## DO THIS
State how many lines of the entries hold the string "KiDS", and output nothing but that count.

— Start —

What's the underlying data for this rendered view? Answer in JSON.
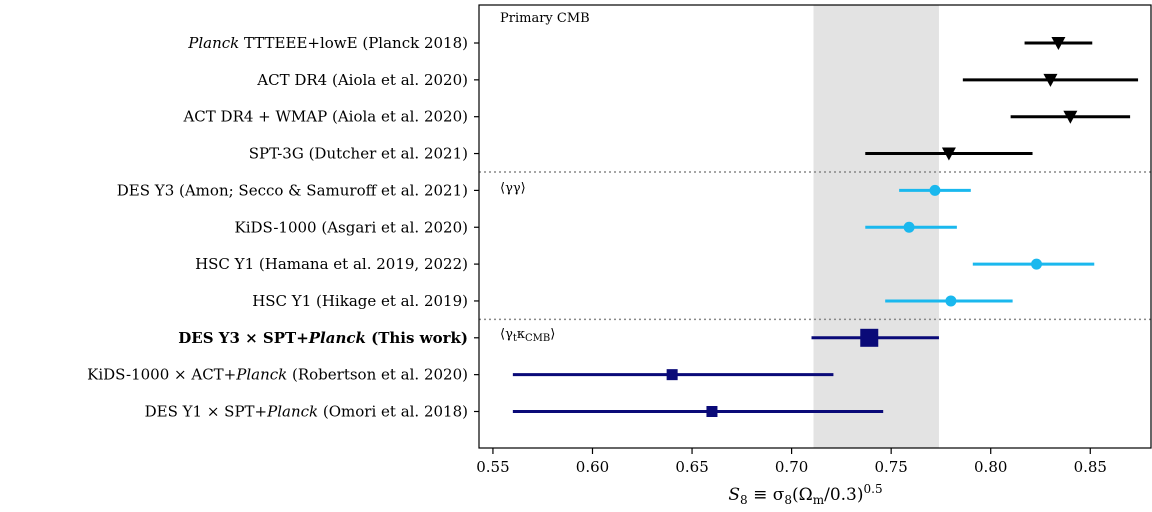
{
  "chart_data": {
    "type": "scatter",
    "xlabel": "S₈ ≡ σ₈(Ωm/0.3)^0.5",
    "xlabel_parts": {
      "s": "S",
      "s_sub": "8",
      "eq": " ≡ σ",
      "sig_sub": "8",
      "open": "(Ω",
      "om_sub": "m",
      "close": "/0.3)",
      "sup": "0.5"
    },
    "xlim": [
      0.543,
      0.881
    ],
    "xticks": [
      0.55,
      0.6,
      0.65,
      0.7,
      0.75,
      0.8,
      0.85
    ],
    "xtick_labels": [
      "0.55",
      "0.60",
      "0.65",
      "0.70",
      "0.75",
      "0.80",
      "0.85"
    ],
    "shaded_band": [
      0.711,
      0.774
    ],
    "groups": [
      {
        "label": "Primary CMB"
      },
      {
        "label": "⟨γγ⟩"
      },
      {
        "label_parts": {
          "pre": "⟨γ",
          "t": "t",
          "kappa": "κ",
          "cmb": "CMB",
          "post": "⟩"
        }
      }
    ],
    "rows": [
      {
        "label": "TTTEEE+lowE (Planck 2018)",
        "italic_prefix": "Planck",
        "value": 0.834,
        "err_low": 0.817,
        "err_high": 0.851,
        "marker": "triangle-down",
        "color": "#000000",
        "bold": false
      },
      {
        "label": "ACT DR4 (Aiola et al. 2020)",
        "value": 0.83,
        "err_low": 0.786,
        "err_high": 0.874,
        "marker": "triangle-down",
        "color": "#000000",
        "bold": false
      },
      {
        "label": "ACT DR4 + WMAP (Aiola et al. 2020)",
        "value": 0.84,
        "err_low": 0.81,
        "err_high": 0.87,
        "marker": "triangle-down",
        "color": "#000000",
        "bold": false
      },
      {
        "label": "SPT-3G (Dutcher et al. 2021)",
        "value": 0.779,
        "err_low": 0.737,
        "err_high": 0.821,
        "marker": "triangle-down",
        "color": "#000000",
        "bold": false
      },
      {
        "label": "DES Y3 (Amon; Secco & Samuroff et al. 2021)",
        "value": 0.772,
        "err_low": 0.754,
        "err_high": 0.79,
        "marker": "circle",
        "color": "#1ab8ee",
        "bold": false
      },
      {
        "label": "KiDS-1000 (Asgari et al. 2020)",
        "value": 0.759,
        "err_low": 0.737,
        "err_high": 0.783,
        "marker": "circle",
        "color": "#1ab8ee",
        "bold": false
      },
      {
        "label": "HSC Y1 (Hamana et al. 2019, 2022)",
        "value": 0.823,
        "err_low": 0.791,
        "err_high": 0.852,
        "marker": "circle",
        "color": "#1ab8ee",
        "bold": false
      },
      {
        "label": "HSC Y1 (Hikage et al. 2019)",
        "value": 0.78,
        "err_low": 0.747,
        "err_high": 0.811,
        "marker": "circle",
        "color": "#1ab8ee",
        "bold": false
      },
      {
        "label": "DES Y3 × SPT+Planck (This work)",
        "parts": [
          "DES Y3 × SPT+",
          "Planck",
          " (This work)"
        ],
        "value": 0.739,
        "err_low": 0.71,
        "err_high": 0.774,
        "marker": "square-large",
        "color": "#0a0a78",
        "bold": true
      },
      {
        "label": "KiDS-1000 × ACT+Planck (Robertson et al. 2020)",
        "parts": [
          "KiDS-1000 × ACT+",
          "Planck",
          " (Robertson et al. 2020)"
        ],
        "value": 0.64,
        "err_low": 0.56,
        "err_high": 0.721,
        "marker": "square",
        "color": "#0a0a78",
        "bold": false
      },
      {
        "label": "DES Y1 × SPT+Planck (Omori et al. 2018)",
        "parts": [
          "DES Y1 × SPT+",
          "Planck",
          " (Omori et al. 2018)"
        ],
        "value": 0.66,
        "err_low": 0.56,
        "err_high": 0.746,
        "marker": "square",
        "color": "#0a0a78",
        "bold": false
      }
    ]
  }
}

— End —

## WRITTEN SOLUTION
3